● **Work required**:
Report only the number of lines that hold the word "Уровень".

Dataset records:
|---|

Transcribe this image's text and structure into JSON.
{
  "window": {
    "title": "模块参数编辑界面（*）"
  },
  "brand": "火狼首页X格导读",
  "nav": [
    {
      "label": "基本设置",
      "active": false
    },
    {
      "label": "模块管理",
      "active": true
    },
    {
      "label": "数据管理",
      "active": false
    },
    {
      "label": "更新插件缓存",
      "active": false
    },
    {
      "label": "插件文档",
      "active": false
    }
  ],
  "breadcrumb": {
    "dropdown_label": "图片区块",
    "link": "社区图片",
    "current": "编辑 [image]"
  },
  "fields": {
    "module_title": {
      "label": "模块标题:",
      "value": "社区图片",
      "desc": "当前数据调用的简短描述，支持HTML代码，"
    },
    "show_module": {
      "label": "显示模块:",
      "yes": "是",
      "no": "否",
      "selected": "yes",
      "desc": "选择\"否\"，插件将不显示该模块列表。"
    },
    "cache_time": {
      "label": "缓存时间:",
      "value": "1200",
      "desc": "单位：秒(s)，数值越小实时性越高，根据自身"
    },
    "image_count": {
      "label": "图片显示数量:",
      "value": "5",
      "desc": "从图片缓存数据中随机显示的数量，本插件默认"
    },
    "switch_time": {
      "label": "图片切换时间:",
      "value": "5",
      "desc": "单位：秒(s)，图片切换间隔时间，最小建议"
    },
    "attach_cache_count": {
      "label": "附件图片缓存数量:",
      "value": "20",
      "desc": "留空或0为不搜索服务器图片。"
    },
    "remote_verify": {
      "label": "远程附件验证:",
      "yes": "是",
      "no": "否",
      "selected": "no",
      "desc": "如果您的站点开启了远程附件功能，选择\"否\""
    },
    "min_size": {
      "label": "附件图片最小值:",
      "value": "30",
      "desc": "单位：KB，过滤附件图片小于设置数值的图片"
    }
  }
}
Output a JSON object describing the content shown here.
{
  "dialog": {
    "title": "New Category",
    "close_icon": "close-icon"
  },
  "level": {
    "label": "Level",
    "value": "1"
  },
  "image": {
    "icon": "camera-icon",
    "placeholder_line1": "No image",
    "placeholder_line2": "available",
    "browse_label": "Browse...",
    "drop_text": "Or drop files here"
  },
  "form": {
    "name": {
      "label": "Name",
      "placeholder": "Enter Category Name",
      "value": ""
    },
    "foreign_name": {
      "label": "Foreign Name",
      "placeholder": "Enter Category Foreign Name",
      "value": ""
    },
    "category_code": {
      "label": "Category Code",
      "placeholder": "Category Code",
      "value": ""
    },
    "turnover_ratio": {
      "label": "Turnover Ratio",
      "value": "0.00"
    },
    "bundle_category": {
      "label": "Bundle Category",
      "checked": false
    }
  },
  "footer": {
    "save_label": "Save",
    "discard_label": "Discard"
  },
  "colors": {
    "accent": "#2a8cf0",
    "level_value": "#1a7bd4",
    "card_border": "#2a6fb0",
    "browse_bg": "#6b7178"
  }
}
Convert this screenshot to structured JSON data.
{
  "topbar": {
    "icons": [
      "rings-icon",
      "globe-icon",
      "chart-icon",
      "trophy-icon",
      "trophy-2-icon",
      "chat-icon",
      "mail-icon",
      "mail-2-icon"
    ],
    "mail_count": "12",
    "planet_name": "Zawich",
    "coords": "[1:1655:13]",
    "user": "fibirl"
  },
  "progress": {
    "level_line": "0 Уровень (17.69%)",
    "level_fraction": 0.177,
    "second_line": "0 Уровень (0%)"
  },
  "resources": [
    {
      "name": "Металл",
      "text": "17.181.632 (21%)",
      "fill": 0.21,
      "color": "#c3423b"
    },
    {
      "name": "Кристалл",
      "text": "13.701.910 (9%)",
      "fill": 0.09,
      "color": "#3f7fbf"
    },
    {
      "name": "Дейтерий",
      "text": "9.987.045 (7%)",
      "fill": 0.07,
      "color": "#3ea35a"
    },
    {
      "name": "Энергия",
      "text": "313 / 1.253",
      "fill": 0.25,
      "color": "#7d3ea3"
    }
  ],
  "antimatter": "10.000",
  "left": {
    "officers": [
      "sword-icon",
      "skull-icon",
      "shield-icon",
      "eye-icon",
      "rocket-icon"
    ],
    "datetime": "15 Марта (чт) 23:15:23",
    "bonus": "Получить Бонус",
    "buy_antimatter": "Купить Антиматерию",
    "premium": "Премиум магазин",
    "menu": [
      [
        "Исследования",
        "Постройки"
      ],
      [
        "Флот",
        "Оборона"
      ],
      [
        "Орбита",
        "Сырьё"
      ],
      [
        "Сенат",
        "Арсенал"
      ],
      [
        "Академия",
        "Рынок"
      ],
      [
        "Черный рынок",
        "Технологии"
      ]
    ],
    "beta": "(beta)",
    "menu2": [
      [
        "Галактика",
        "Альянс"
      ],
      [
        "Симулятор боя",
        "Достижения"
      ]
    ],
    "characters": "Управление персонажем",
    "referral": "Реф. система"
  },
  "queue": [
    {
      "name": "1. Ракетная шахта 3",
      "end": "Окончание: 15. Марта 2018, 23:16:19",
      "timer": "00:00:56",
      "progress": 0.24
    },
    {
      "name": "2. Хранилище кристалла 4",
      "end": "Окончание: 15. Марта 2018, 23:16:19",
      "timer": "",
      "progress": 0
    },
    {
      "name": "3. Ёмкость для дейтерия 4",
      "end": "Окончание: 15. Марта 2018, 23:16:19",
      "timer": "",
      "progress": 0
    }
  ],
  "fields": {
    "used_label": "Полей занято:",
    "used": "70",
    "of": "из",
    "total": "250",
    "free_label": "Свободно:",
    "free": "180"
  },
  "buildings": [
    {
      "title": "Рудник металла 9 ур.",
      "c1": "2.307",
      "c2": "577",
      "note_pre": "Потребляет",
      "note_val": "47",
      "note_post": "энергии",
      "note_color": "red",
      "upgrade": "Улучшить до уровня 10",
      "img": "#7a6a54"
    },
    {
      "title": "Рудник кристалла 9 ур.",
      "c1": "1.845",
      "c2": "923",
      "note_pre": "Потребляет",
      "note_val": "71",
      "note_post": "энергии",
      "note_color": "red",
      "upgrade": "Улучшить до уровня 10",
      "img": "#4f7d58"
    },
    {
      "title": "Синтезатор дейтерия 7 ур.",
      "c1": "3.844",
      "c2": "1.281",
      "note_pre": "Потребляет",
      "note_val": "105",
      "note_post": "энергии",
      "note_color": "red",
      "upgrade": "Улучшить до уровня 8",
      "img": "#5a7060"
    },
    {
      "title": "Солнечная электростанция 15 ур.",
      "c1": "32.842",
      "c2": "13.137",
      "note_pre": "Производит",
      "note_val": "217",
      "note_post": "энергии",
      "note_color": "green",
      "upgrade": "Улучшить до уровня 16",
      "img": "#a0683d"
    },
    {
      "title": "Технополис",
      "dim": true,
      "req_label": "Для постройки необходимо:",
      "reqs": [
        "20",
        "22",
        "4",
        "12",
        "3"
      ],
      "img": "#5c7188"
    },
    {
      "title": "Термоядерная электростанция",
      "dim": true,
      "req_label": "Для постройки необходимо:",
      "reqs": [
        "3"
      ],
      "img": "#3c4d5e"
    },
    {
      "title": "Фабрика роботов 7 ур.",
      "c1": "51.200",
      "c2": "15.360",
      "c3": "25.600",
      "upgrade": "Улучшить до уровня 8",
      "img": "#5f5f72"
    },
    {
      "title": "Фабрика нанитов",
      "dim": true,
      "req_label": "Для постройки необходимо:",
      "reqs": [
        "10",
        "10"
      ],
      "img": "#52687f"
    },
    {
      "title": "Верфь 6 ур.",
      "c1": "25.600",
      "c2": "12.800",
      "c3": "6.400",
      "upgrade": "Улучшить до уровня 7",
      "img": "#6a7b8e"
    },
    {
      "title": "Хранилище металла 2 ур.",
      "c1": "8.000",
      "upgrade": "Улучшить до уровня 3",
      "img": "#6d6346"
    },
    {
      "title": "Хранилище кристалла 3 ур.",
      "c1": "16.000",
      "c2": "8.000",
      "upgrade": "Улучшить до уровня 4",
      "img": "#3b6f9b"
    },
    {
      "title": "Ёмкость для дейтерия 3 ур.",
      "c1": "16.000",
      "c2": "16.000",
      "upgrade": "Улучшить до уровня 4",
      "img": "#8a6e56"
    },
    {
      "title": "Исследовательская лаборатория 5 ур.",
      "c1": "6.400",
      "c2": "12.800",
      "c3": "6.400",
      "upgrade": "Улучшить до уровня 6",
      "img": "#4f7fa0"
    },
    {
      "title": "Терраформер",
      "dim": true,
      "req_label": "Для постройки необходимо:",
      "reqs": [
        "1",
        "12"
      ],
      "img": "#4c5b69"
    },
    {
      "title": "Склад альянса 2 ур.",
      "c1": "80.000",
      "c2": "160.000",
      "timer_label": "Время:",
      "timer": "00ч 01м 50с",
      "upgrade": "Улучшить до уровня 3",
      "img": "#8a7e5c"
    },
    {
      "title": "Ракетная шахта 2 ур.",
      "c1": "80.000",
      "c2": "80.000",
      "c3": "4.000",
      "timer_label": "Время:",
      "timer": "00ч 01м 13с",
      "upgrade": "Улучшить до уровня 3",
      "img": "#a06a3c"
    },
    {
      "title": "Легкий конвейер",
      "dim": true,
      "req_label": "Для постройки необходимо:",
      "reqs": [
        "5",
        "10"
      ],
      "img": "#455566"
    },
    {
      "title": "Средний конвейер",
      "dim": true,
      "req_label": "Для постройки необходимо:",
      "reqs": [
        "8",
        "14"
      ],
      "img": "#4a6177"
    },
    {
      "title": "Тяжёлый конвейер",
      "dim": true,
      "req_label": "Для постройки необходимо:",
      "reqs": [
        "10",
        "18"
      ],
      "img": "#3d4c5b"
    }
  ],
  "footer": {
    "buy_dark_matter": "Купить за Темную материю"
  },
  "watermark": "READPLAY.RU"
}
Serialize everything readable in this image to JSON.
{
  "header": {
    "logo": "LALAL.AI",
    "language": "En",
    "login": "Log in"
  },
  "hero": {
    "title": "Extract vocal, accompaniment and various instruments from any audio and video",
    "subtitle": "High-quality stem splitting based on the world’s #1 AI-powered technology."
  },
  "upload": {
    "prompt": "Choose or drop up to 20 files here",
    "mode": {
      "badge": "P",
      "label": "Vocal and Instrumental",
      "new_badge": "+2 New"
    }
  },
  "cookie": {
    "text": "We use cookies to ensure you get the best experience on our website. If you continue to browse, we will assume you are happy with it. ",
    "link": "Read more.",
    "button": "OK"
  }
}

|---|

● **Written solution**:
2